**EXERCISE DATA**:

>> START

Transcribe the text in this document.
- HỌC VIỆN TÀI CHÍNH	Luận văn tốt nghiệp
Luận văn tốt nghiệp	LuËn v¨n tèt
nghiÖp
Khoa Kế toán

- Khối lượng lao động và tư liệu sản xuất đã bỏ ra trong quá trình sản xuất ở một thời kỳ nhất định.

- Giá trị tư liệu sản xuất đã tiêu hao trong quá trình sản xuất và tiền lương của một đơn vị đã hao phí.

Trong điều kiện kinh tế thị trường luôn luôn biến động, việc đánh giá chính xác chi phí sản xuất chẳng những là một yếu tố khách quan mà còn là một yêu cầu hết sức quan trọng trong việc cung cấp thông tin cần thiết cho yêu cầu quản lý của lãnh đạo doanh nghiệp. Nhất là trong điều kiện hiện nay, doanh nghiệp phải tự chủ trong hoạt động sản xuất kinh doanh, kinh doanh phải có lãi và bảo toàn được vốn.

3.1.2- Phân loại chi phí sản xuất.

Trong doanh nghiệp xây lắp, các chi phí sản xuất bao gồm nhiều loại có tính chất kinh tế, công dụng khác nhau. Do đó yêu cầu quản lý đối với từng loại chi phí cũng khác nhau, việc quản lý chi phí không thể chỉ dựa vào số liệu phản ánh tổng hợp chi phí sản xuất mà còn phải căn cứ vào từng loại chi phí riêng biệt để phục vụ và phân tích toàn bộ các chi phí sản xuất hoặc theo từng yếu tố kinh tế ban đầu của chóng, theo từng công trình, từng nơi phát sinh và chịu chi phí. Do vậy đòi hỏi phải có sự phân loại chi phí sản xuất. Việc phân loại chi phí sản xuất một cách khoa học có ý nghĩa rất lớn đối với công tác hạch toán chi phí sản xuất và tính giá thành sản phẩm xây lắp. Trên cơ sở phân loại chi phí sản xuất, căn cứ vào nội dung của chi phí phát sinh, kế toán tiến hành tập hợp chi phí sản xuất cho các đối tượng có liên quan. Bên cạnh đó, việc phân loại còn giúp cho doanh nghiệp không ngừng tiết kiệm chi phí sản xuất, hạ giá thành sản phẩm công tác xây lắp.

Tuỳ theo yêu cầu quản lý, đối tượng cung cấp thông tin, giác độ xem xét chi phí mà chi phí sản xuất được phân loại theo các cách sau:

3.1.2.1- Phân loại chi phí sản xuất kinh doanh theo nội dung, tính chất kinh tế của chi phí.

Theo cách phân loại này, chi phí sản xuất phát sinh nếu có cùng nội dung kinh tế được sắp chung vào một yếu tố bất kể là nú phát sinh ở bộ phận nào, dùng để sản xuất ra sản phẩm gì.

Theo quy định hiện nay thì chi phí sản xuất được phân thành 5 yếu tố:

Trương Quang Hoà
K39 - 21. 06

>> END

**GIVEN INSTRUCTION**:
Every line of the records that includes the word "sinh" should be gathered.

**TASK RESPONSE**:
Trong doanh nghiệp xây lắp, các chi phí sản xuất bao gồm nhiều loại có tính chất kinh tế, công dụng khác nhau. Do đó yêu cầu quản lý đối với từng loại chi phí cũng khác nhau, việc quản lý chi phí không thể chỉ dựa vào số liệu phản ánh tổng hợp chi phí sản xuất mà còn phải căn cứ vào từng loại chi phí riêng biệt để phục vụ và phân tích toàn bộ các chi phí sản xuất hoặc theo từng yếu tố kinh tế ban đầu của chóng, theo từng công trình, từng nơi phát sinh và chịu chi phí. Do vậy đòi hỏi phải có sự phân loại chi phí sản xuất. Việc phân loại chi phí sản xuất một cách khoa học có ý nghĩa rất lớn đối với công tác hạch toán chi phí sản xuất và tính giá thành sản phẩm xây lắp. Trên cơ sở phân loại chi phí sản xuất, căn cứ vào nội dung của chi phí phát sinh, kế toán tiến hành tập hợp chi phí sản xuất cho các đối tượng có liên quan. Bên cạnh đó, việc phân loại còn giúp cho doanh nghiệp không ngừng tiết kiệm chi phí sản xuất, hạ giá thành sản phẩm công tác xây lắp.
Theo cách phân loại này, chi phí sản xuất phát sinh nếu có cùng nội dung kinh tế được sắp chung vào một yếu tố bất kể là nú phát sinh ở bộ phận nào, dùng để sản xuất ra sản phẩm gì.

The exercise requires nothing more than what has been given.